Dataset items
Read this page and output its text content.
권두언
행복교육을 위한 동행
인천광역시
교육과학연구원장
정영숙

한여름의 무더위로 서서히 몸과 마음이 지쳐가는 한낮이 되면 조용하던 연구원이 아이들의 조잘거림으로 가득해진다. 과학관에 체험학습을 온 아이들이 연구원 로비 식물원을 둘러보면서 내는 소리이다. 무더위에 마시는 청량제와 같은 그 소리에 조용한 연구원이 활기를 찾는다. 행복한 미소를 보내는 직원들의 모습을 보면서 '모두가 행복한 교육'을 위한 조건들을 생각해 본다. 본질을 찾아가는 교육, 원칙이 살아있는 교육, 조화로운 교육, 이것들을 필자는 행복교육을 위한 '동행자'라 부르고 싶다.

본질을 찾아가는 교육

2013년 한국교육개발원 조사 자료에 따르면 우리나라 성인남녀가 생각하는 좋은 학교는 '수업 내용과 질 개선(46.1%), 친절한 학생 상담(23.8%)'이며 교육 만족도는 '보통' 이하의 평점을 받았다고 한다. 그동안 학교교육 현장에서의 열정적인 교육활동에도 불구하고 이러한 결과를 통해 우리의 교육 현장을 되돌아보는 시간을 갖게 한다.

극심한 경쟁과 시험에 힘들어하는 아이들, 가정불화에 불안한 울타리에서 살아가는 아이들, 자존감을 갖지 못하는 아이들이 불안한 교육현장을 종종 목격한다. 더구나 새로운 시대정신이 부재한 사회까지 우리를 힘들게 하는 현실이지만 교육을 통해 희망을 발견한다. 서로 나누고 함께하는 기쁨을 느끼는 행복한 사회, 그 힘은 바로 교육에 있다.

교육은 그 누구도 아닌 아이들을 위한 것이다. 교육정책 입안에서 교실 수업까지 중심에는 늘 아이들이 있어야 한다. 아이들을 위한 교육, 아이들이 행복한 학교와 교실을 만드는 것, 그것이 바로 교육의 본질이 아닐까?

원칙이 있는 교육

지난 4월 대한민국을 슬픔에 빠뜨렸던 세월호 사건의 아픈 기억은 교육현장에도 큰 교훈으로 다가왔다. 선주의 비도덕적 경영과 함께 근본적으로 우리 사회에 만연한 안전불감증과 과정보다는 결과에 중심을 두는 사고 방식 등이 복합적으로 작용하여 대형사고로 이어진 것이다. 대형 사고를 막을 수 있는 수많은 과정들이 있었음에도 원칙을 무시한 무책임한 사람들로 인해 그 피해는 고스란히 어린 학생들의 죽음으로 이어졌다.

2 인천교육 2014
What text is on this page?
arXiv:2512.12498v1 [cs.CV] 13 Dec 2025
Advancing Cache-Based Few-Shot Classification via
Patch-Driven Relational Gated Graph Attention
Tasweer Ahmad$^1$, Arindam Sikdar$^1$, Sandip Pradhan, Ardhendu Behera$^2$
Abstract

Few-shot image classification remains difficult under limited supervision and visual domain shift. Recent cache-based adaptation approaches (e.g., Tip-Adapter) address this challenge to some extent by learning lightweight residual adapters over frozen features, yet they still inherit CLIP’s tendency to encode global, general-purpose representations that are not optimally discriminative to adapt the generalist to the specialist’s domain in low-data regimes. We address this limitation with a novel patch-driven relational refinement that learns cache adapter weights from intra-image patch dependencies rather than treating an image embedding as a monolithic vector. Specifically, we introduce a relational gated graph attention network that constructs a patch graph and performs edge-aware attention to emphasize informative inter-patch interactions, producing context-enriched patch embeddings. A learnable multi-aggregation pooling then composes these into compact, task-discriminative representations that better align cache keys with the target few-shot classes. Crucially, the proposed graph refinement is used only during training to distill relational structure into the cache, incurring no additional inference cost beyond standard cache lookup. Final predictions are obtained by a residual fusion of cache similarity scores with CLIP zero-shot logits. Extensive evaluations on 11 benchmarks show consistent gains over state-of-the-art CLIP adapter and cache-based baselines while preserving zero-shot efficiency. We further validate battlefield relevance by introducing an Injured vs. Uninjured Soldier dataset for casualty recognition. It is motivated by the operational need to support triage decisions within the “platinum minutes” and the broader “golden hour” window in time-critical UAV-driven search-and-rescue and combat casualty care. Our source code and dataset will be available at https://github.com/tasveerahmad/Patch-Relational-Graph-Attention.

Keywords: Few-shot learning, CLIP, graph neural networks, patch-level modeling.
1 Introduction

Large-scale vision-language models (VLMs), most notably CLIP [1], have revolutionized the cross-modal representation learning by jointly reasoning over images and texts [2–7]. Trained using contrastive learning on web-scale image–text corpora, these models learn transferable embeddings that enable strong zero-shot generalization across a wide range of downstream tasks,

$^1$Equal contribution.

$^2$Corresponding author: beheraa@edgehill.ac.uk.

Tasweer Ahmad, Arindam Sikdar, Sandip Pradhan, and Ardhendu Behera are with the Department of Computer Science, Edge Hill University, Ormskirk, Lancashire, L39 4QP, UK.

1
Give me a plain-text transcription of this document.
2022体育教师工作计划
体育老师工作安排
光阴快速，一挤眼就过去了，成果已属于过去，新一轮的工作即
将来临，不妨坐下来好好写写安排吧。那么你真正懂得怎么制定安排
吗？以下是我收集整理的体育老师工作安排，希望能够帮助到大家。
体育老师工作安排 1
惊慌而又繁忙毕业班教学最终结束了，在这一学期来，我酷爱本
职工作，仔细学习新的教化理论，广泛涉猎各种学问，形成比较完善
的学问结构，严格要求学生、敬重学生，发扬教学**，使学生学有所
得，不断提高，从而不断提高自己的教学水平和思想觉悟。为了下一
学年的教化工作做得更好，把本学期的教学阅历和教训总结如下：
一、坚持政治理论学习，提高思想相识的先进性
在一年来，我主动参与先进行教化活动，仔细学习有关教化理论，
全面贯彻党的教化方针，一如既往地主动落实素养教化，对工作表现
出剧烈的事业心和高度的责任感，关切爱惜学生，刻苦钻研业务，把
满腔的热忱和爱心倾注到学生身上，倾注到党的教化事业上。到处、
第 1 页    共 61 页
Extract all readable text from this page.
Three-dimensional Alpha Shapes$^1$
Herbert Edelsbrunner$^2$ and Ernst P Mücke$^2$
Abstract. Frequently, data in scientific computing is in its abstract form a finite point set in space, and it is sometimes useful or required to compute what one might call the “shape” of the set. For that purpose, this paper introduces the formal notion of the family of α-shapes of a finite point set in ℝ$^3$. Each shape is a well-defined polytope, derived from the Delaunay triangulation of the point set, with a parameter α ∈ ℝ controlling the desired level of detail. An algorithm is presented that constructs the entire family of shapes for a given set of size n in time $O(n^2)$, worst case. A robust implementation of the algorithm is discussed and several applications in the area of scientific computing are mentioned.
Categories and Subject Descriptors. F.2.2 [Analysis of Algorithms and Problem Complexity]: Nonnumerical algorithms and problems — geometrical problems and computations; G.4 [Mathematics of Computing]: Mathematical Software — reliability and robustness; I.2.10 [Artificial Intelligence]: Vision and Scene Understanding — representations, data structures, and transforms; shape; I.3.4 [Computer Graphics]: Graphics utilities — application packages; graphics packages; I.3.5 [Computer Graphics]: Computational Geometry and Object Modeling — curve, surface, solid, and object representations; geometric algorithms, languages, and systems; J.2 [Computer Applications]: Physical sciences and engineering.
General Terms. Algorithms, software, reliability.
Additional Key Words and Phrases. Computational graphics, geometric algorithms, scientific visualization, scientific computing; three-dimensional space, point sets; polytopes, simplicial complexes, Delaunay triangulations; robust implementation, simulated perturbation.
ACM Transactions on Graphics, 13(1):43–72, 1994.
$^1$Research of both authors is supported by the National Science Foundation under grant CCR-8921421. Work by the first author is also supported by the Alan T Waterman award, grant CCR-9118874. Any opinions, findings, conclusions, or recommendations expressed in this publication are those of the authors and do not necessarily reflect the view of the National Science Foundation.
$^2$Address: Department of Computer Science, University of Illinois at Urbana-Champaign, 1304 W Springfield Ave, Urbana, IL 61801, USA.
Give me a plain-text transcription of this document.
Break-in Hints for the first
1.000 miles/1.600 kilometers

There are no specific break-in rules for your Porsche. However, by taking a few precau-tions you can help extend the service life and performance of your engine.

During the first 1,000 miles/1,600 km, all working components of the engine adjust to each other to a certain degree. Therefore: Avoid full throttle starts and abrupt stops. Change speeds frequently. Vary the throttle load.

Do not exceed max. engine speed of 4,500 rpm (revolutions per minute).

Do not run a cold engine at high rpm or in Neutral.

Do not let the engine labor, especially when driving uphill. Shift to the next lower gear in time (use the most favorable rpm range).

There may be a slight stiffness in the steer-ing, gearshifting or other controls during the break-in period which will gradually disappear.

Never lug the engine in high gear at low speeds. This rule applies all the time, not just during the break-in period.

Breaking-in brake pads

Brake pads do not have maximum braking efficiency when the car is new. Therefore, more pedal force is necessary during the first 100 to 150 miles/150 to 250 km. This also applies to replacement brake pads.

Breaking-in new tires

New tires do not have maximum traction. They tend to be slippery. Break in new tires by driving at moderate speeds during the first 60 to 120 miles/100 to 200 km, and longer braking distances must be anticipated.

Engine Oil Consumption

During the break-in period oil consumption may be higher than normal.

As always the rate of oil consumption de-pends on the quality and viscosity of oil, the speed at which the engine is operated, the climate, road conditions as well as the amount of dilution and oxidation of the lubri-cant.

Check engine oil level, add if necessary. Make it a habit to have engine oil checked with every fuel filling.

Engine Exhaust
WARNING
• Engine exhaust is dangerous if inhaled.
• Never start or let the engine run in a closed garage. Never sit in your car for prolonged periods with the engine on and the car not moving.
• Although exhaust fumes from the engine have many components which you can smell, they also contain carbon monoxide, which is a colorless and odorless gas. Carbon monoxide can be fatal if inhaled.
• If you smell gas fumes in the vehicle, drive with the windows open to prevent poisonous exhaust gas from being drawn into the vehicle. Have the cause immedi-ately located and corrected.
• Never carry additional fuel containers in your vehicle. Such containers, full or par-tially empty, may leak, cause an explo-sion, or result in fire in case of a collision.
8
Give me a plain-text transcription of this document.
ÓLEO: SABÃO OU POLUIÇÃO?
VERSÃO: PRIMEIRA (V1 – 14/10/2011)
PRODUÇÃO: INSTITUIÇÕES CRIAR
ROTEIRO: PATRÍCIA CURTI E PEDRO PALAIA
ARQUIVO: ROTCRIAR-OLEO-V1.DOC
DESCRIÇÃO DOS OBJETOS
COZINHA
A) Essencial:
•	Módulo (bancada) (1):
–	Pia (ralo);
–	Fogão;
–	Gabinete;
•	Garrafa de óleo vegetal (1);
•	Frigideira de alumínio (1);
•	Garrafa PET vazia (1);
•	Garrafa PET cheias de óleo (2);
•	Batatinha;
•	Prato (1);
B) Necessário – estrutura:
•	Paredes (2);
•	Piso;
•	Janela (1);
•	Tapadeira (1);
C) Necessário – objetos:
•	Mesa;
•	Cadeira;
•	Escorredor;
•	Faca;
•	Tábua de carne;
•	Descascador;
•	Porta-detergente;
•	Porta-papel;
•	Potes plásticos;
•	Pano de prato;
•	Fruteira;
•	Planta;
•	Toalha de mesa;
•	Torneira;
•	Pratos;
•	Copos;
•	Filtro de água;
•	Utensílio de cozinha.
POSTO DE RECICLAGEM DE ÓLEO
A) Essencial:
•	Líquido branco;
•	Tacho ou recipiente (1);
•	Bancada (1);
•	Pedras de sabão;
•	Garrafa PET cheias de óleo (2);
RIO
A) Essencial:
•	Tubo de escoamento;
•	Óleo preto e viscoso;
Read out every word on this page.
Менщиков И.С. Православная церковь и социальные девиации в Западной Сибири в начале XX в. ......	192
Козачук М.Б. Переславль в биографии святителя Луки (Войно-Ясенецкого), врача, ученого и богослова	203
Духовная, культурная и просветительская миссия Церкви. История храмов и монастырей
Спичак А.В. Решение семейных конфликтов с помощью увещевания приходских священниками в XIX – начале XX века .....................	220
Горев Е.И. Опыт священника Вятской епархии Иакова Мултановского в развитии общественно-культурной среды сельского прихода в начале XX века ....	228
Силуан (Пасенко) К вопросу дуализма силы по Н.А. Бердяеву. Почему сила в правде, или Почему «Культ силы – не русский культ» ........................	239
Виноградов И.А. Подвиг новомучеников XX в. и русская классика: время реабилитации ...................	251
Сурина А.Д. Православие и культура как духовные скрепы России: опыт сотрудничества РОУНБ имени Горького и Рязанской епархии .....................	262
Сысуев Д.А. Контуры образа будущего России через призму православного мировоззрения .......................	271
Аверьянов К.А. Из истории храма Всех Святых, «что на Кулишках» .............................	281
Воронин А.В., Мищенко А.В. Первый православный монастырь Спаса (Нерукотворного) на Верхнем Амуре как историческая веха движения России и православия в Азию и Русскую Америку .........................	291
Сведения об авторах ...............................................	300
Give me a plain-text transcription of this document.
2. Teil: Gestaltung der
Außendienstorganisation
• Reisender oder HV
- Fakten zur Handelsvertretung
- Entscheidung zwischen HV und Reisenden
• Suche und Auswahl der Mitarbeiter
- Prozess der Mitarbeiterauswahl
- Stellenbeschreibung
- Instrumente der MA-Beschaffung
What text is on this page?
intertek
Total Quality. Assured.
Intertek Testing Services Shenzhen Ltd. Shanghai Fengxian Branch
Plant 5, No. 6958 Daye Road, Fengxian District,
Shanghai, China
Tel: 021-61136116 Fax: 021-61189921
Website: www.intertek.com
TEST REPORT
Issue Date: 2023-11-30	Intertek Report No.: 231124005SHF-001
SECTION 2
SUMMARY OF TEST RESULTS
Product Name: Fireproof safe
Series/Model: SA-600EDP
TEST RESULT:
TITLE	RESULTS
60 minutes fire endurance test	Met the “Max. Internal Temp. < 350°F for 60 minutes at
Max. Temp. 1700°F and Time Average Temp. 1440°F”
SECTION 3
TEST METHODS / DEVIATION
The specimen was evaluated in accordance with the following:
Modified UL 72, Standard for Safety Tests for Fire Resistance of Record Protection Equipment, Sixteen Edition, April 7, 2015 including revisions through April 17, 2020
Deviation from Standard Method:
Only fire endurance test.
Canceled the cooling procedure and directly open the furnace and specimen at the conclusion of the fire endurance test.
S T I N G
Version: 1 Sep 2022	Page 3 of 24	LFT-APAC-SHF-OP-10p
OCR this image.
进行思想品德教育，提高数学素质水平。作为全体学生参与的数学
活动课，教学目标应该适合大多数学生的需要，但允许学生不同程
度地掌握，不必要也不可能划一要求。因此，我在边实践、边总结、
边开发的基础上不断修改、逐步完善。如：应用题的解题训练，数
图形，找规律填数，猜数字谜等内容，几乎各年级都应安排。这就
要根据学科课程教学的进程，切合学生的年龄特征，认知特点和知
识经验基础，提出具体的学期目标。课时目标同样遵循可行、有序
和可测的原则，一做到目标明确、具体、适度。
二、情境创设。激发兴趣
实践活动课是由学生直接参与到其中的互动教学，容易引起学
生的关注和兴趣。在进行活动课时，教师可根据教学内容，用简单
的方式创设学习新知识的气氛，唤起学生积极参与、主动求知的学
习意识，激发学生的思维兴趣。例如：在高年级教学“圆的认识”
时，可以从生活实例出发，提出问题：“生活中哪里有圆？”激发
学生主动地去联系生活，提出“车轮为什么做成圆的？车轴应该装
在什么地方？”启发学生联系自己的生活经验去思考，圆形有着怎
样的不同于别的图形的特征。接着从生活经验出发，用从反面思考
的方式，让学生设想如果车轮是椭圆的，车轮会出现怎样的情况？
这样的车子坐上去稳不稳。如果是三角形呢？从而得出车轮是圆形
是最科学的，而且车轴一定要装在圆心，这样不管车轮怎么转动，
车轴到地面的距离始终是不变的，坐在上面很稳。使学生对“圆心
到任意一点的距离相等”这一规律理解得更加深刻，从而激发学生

> _Your goal_:
In the records above, find the line containing "OCR this image."; please retype it and every line after it through the last line, exactly and with nothing else.

> _Output of the task_:
OCR this image.
进行思想品德教育，提高数学素质水平。作为全体学生参与的数学
活动课，教学目标应该适合大多数学生的需要，但允许学生不同程
度地掌握，不必要也不可能划一要求。因此，我在边实践、边总结、
边开发的基础上不断修改、逐步完善。如：应用题的解题训练，数
图形，找规律填数，猜数字谜等内容，几乎各年级都应安排。这就
要根据学科课程教学的进程，切合学生的年龄特征，认知特点和知
识经验基础，提出具体的学期目标。课时目标同样遵循可行、有序
和可测的原则，一做到目标明确、具体、适度。
二、情境创设。激发兴趣
实践活动课是由学生直接参与到其中的互动教学，容易引起学
生的关注和兴趣。在进行活动课时，教师可根据教学内容，用简单
的方式创设学习新知识的气氛，唤起学生积极参与、主动求知的学
习意识，激发学生的思维兴趣。例如：在高年级教学“圆的认识”
时，可以从生活实例出发，提出问题：“生活中哪里有圆？”激发
学生主动地去联系生活，提出“车轮为什么做成圆的？车轴应该装
在什么地方？”启发学生联系自己的生活经验去思考，圆形有着怎
样的不同于别的图形的特征。接着从生活经验出发，用从反面思考
的方式，让学生设想如果车轮是椭圆的，车轮会出现怎样的情况？
这样的车子坐上去稳不稳。如果是三角形呢？从而得出车轮是圆形
是最科学的，而且车轴一定要装在圆心，这样不管车轮怎么转动，
车轴到地面的距离始终是不变的，坐在上面很稳。使学生对“圆心
到任意一点的距离相等”这一规律理解得更加深刻，从而激发学生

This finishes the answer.